_Problem requirements_
Each line in the records below that has the word "name" should be copied.

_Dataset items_

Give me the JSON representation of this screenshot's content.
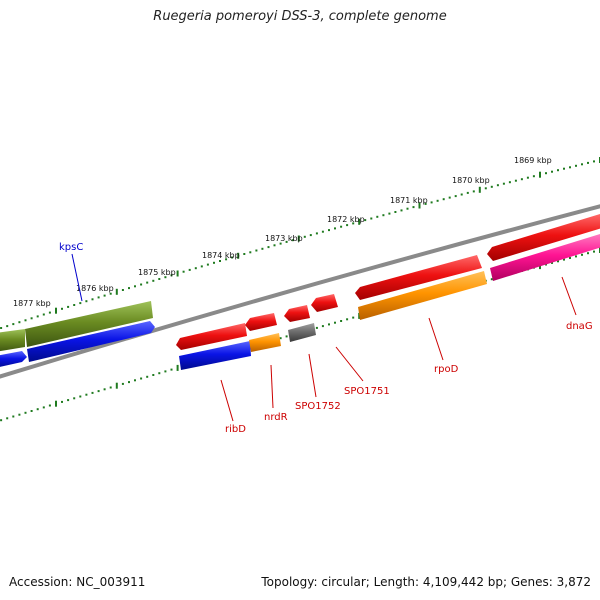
{
  "title": "Ruegeria pomeroyi DSS-3, complete genome",
  "footer": {
    "accession": "Accession: NC_003911",
    "summary": "Topology: circular; Length: 4,109,442 bp; Genes: 3,872"
  },
  "ticks": [
    "1869 kbp",
    "1870 kbp",
    "1871 kbp",
    "1872 kbp",
    "1873 kbp",
    "1874 kbp",
    "1875 kbp",
    "1876 kbp",
    "1877 kbp"
  ],
  "gene_labels": [
    {
      "name": "kpsC",
      "color": "#0000cc"
    },
    {
      "name": "ribD",
      "color": "#cc0000"
    },
    {
      "name": "nrdR",
      "color": "#cc0000"
    },
    {
      "name": "SPO1752",
      "color": "#cc0000"
    },
    {
      "name": "SPO1751",
      "color": "#cc0000"
    },
    {
      "name": "rpoD",
      "color": "#cc0000"
    },
    {
      "name": "dnaG",
      "color": "#cc0000"
    }
  ],
  "colors": {
    "red": "#e8141c",
    "blue": "#0a14e6",
    "olive": "#6b8c22",
    "orange": "#ff9400",
    "gray": "#6e6e6e",
    "pink": "#ff1493",
    "tick": "#1f7a1f",
    "backbone": "#8a8a8a"
  }
}
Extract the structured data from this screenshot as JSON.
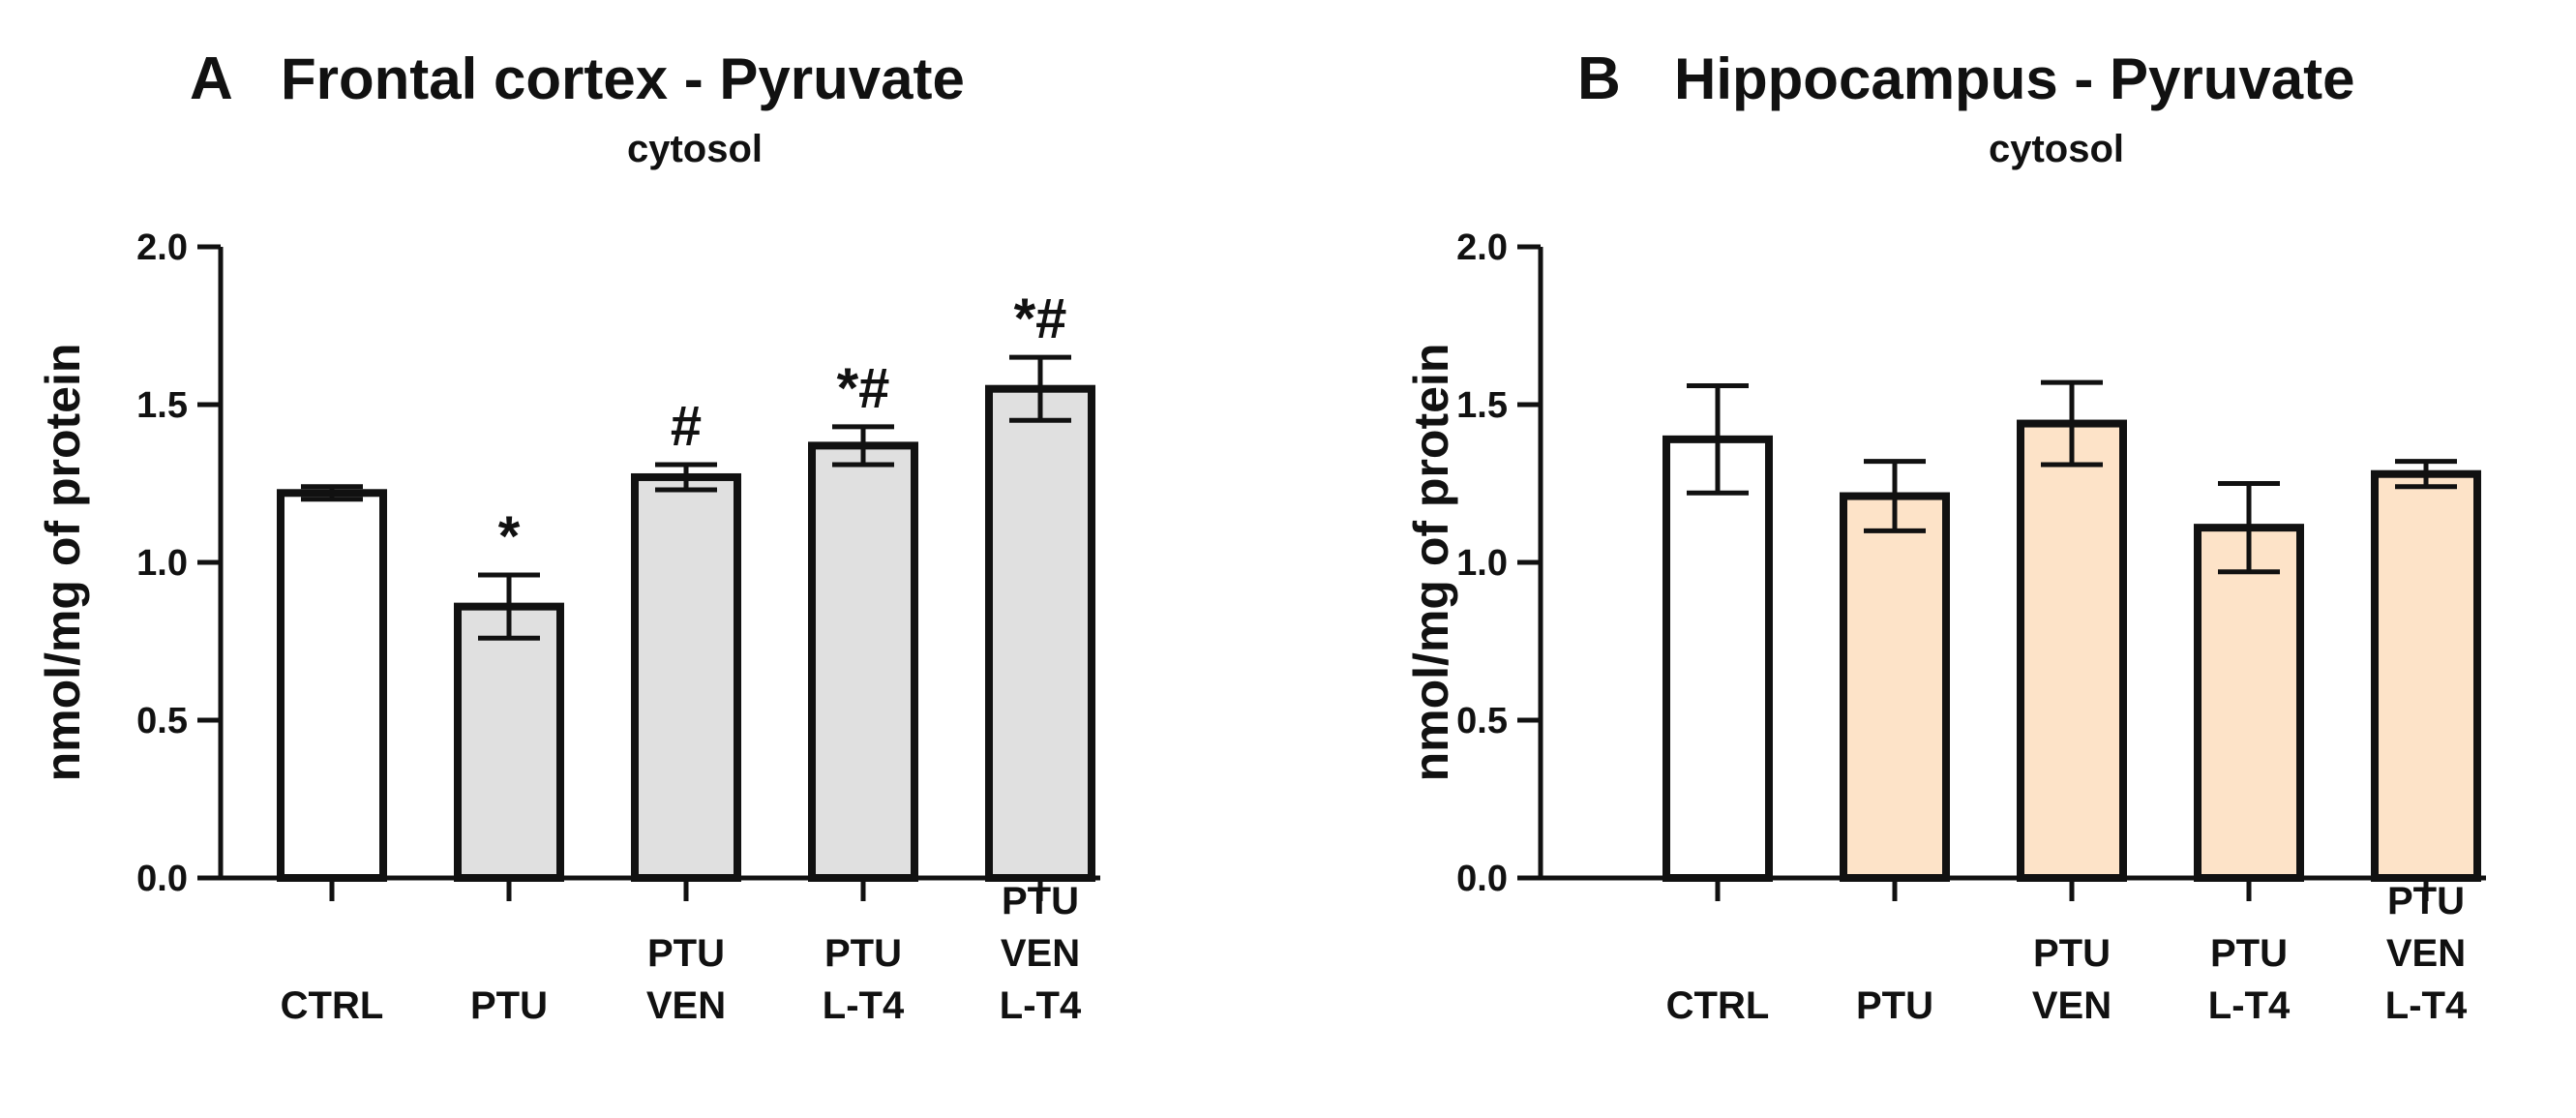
{
  "chart_data": [
    {
      "panel": "A",
      "type": "bar",
      "title": "Frontal cortex - Pyruvate",
      "subtitle": "cytosol",
      "ylabel": "nmol/mg of protein",
      "ylim": [
        0,
        2.0
      ],
      "yticks": [
        "0.0",
        "0.5",
        "1.0",
        "1.5",
        "2.0"
      ],
      "categories": [
        [
          "CTRL"
        ],
        [
          "PTU"
        ],
        [
          "PTU",
          "VEN"
        ],
        [
          "PTU",
          "L-T4"
        ],
        [
          "PTU",
          "VEN",
          "L-T4"
        ]
      ],
      "values": [
        1.22,
        0.86,
        1.27,
        1.37,
        1.55
      ],
      "errors": [
        0.02,
        0.1,
        0.04,
        0.06,
        0.1
      ],
      "significance": [
        "",
        "*",
        "#",
        "*#",
        "*#"
      ],
      "colors": [
        "#ffffff",
        "#e0e0e0",
        "#e0e0e0",
        "#e0e0e0",
        "#e0e0e0"
      ]
    },
    {
      "panel": "B",
      "type": "bar",
      "title": "Hippocampus - Pyruvate",
      "subtitle": "cytosol",
      "ylabel": "nmol/mg of protein",
      "ylim": [
        0,
        2.0
      ],
      "yticks": [
        "0.0",
        "0.5",
        "1.0",
        "1.5",
        "2.0"
      ],
      "categories": [
        [
          "CTRL"
        ],
        [
          "PTU"
        ],
        [
          "PTU",
          "VEN"
        ],
        [
          "PTU",
          "L-T4"
        ],
        [
          "PTU",
          "VEN",
          "L-T4"
        ]
      ],
      "values": [
        1.39,
        1.21,
        1.44,
        1.11,
        1.28
      ],
      "errors": [
        0.17,
        0.11,
        0.13,
        0.14,
        0.04
      ],
      "significance": [
        "",
        "",
        "",
        "",
        ""
      ],
      "colors": [
        "#ffffff",
        "#fde3c8",
        "#fde3c8",
        "#fde3c8",
        "#fde3c8"
      ]
    }
  ]
}
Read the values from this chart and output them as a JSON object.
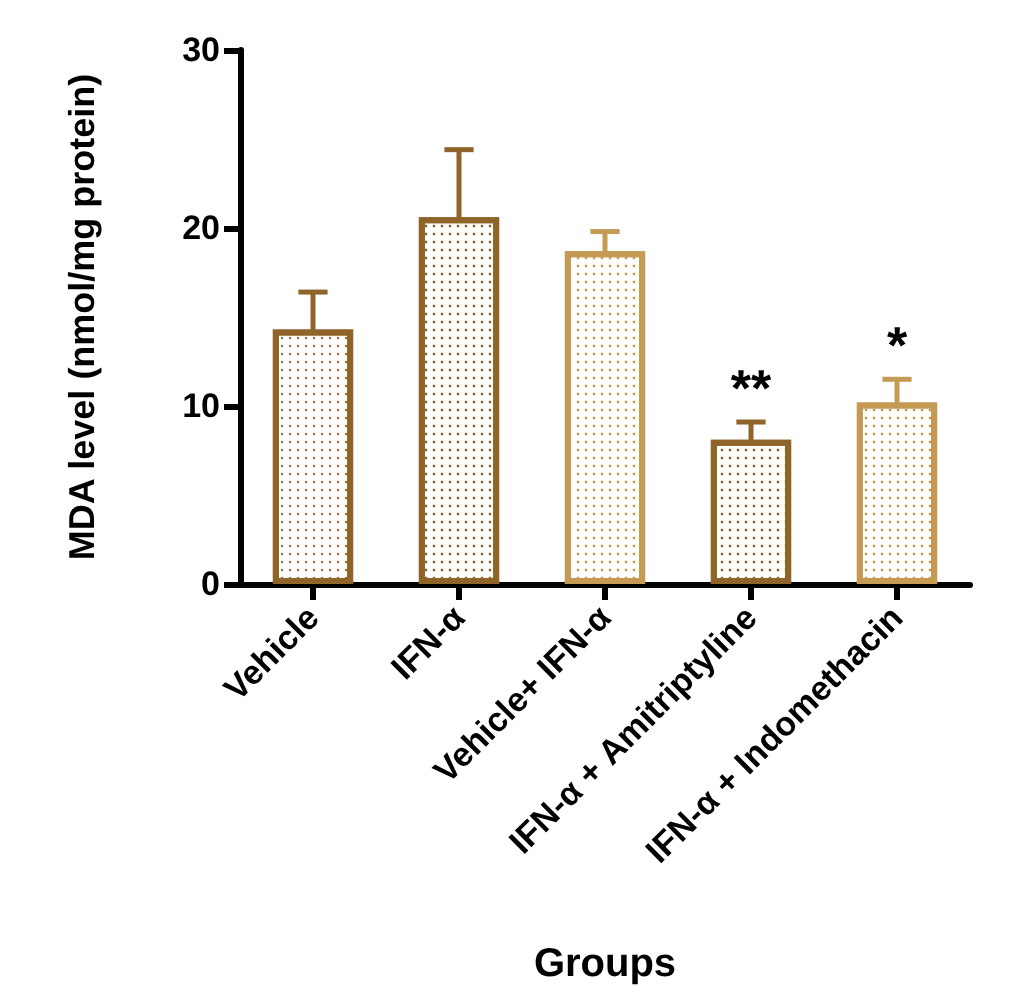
{
  "chart_data": {
    "type": "bar",
    "categories": [
      "Vehicle",
      "IFN-α",
      "Vehicle+ IFN-α",
      "IFN-α + Amitriptyline",
      "IFN-α + Indomethacin"
    ],
    "values": [
      14.3,
      20.6,
      18.7,
      8.1,
      10.2
    ],
    "errors": [
      2.1,
      3.8,
      1.1,
      1.0,
      1.3
    ],
    "colors": [
      "#8e6428",
      "#8e6428",
      "#c49a55",
      "#8e6428",
      "#c49a55"
    ],
    "xlabel": "Groups",
    "ylabel": "MDA level (nmol/mg protein)",
    "ylim": [
      0,
      30
    ],
    "yticks": [
      0,
      10,
      20,
      30
    ],
    "grid": false,
    "annotations": [
      {
        "text": "**",
        "x": "IFN-α + Amitriptyline",
        "y": 8.1
      },
      {
        "text": "*",
        "x": "IFN-α + Indomethacin",
        "y": 10.2
      }
    ]
  }
}
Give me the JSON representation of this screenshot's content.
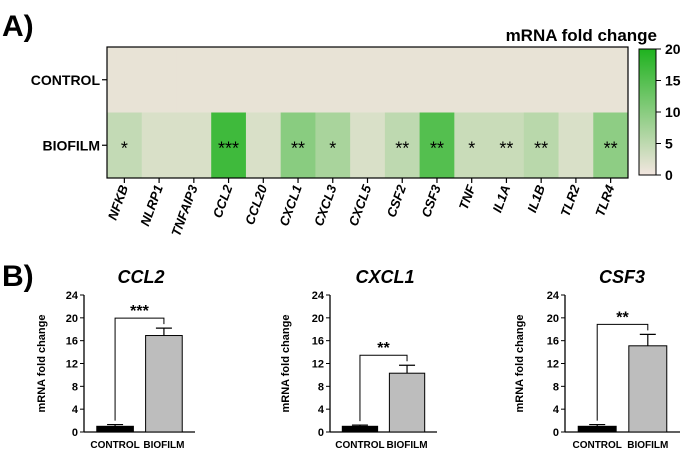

_Response to this task_
      "name": "kpsC",
      "name": "ribD",
      "name": "nrdR",
      "name": "SPO1752",
      "name": "SPO1751",
      "name": "rpoD",
      "name": "dnaG",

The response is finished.